[Exercise description]:
Some lines in the listing below may include the string "Consulting". How many are there? Give only the number.

[Listed entries]:
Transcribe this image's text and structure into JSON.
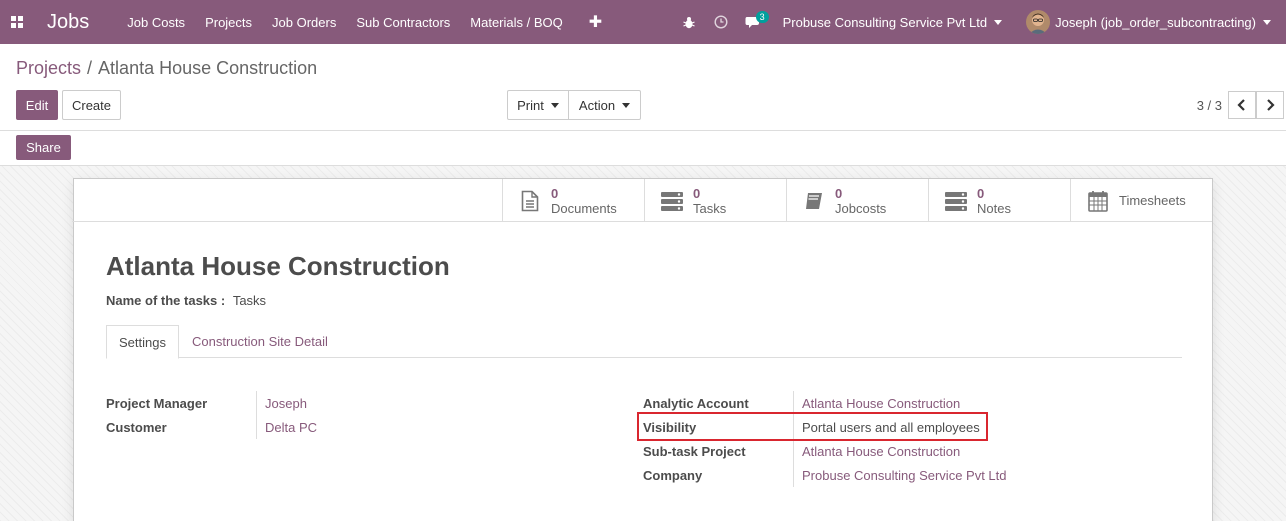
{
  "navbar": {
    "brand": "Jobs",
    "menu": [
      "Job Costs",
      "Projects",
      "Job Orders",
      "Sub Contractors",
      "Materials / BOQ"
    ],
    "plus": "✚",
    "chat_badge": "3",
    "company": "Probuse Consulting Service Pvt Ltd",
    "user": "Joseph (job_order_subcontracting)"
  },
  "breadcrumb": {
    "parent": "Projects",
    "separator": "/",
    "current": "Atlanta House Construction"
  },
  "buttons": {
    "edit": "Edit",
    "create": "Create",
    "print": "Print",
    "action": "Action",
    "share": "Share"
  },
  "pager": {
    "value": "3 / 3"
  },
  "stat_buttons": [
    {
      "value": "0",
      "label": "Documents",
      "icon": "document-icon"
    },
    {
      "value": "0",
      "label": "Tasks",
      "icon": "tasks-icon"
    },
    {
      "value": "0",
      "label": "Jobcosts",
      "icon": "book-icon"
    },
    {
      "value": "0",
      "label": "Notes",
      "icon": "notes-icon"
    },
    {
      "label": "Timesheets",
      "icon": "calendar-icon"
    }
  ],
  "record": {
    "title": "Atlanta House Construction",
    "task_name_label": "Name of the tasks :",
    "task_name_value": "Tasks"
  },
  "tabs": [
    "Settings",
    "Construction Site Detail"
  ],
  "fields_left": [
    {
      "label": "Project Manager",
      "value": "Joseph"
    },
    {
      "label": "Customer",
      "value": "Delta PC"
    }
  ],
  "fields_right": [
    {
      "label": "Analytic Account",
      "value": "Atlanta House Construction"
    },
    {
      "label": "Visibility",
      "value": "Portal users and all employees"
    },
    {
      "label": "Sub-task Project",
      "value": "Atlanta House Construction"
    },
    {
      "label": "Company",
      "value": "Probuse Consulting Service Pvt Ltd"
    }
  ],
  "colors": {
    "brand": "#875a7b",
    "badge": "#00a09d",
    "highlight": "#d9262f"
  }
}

...

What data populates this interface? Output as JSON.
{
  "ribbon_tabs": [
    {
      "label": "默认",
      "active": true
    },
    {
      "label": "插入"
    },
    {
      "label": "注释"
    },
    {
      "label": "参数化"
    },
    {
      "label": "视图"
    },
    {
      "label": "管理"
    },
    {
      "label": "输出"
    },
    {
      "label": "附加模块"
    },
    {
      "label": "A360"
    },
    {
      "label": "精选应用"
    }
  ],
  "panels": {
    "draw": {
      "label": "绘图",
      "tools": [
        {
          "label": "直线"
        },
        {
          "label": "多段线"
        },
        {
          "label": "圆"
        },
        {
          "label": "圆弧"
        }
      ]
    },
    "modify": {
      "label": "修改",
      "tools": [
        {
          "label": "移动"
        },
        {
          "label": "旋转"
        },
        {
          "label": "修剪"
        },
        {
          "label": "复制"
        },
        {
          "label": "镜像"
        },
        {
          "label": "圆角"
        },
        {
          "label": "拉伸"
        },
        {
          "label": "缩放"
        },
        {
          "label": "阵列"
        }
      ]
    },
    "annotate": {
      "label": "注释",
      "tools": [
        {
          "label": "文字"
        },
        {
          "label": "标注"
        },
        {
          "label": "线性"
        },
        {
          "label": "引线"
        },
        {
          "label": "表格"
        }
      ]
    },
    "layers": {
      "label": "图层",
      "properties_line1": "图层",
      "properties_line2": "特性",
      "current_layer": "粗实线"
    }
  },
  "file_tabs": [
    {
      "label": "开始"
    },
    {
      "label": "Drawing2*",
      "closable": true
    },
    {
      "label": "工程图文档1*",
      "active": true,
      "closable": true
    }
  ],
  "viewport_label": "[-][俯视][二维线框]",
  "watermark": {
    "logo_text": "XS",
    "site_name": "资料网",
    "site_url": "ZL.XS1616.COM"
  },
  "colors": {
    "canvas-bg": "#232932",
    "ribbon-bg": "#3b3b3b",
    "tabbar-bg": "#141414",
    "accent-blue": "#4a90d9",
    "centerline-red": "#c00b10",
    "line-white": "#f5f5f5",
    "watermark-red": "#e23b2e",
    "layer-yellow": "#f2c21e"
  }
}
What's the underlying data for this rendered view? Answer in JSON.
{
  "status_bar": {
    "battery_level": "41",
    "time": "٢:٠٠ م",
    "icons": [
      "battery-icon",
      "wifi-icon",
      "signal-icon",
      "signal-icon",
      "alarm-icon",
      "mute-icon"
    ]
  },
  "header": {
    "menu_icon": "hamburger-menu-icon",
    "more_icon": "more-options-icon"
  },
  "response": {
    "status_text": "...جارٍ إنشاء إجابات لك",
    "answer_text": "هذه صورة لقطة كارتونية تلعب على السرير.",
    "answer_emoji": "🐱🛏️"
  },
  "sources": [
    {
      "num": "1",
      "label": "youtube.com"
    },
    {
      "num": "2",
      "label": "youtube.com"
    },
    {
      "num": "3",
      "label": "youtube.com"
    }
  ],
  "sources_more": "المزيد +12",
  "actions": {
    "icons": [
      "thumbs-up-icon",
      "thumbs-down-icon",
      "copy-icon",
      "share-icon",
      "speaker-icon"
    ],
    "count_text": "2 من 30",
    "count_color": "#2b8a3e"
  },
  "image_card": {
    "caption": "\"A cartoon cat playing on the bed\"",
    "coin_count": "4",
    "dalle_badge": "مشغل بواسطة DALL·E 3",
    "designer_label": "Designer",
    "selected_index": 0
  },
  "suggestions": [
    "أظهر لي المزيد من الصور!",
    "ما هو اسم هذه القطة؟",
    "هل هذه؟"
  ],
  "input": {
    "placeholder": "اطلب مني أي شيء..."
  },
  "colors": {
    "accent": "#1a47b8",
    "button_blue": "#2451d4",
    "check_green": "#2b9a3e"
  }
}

[Finished answer]:
2